- _SET EXERCISE_: Gather up the lines with the word "this" in them.
== GIVEN DATA
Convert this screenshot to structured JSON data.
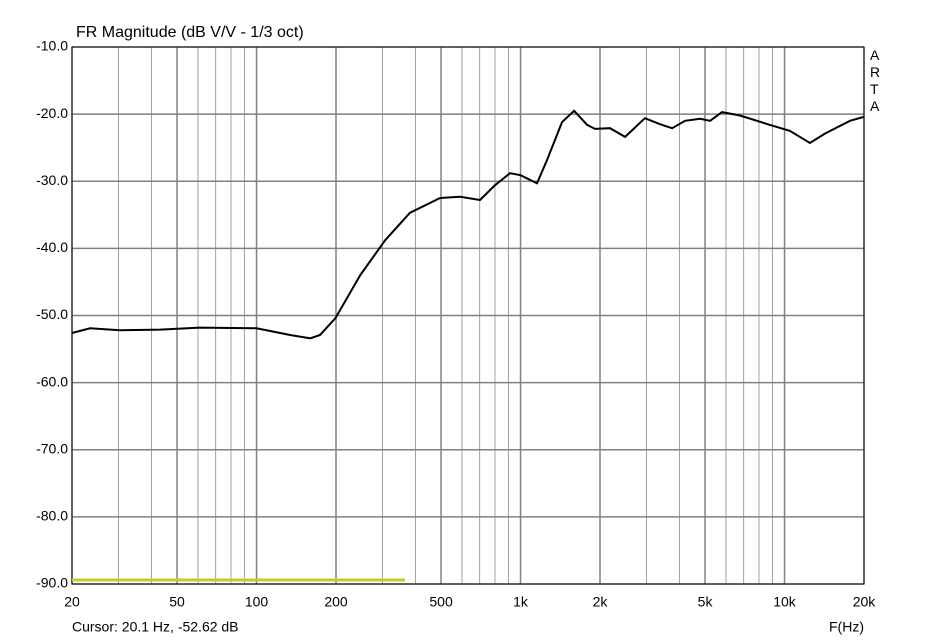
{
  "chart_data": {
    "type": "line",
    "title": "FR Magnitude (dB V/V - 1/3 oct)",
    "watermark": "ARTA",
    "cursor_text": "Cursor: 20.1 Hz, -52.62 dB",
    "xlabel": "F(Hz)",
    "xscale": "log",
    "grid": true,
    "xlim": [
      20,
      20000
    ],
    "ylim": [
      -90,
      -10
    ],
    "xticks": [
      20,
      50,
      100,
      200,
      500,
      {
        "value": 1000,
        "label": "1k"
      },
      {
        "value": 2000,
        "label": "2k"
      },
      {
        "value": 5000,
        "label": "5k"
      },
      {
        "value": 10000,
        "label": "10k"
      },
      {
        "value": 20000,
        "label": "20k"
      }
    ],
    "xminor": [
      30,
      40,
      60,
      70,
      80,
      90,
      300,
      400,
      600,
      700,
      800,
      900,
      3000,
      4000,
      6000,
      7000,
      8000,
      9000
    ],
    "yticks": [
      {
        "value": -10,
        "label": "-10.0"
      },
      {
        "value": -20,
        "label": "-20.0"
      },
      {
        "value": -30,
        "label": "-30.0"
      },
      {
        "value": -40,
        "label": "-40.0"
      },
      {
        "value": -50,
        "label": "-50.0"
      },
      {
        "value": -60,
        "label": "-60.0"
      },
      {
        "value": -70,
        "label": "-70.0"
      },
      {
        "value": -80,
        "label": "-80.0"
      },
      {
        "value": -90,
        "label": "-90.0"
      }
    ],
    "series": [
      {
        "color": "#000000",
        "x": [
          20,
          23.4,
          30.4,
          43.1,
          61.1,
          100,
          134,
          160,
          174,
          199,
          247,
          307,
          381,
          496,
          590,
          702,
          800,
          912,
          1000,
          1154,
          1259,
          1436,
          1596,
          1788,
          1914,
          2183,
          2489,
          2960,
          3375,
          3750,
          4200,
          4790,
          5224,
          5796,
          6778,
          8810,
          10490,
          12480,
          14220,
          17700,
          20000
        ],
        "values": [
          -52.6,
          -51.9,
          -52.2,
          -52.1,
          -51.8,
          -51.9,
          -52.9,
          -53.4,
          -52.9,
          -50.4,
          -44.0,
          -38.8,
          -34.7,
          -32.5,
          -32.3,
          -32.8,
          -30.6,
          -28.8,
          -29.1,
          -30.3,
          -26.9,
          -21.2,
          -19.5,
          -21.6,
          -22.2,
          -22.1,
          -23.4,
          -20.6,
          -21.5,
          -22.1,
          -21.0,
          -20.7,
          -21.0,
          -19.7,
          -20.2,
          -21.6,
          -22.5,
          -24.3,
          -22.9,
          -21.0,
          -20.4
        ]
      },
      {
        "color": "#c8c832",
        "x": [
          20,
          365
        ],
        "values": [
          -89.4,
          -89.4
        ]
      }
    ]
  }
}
====
== GIVEN DATA
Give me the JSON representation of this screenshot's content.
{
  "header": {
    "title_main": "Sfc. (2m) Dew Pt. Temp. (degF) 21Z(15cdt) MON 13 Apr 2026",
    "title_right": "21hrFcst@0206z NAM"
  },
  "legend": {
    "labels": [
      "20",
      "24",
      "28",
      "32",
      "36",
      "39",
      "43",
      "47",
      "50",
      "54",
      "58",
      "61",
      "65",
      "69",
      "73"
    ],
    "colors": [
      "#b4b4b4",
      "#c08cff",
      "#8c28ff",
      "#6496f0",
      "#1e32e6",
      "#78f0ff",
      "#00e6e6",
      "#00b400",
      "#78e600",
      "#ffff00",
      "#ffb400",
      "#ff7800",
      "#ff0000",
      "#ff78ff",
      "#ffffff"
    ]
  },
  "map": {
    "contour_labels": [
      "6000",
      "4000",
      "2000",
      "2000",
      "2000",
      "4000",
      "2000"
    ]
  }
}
====
- _EXERCISE OUTPUT_:
Convert this screenshot to structured JSON data.
Give me the JSON representation of this screenshot's content.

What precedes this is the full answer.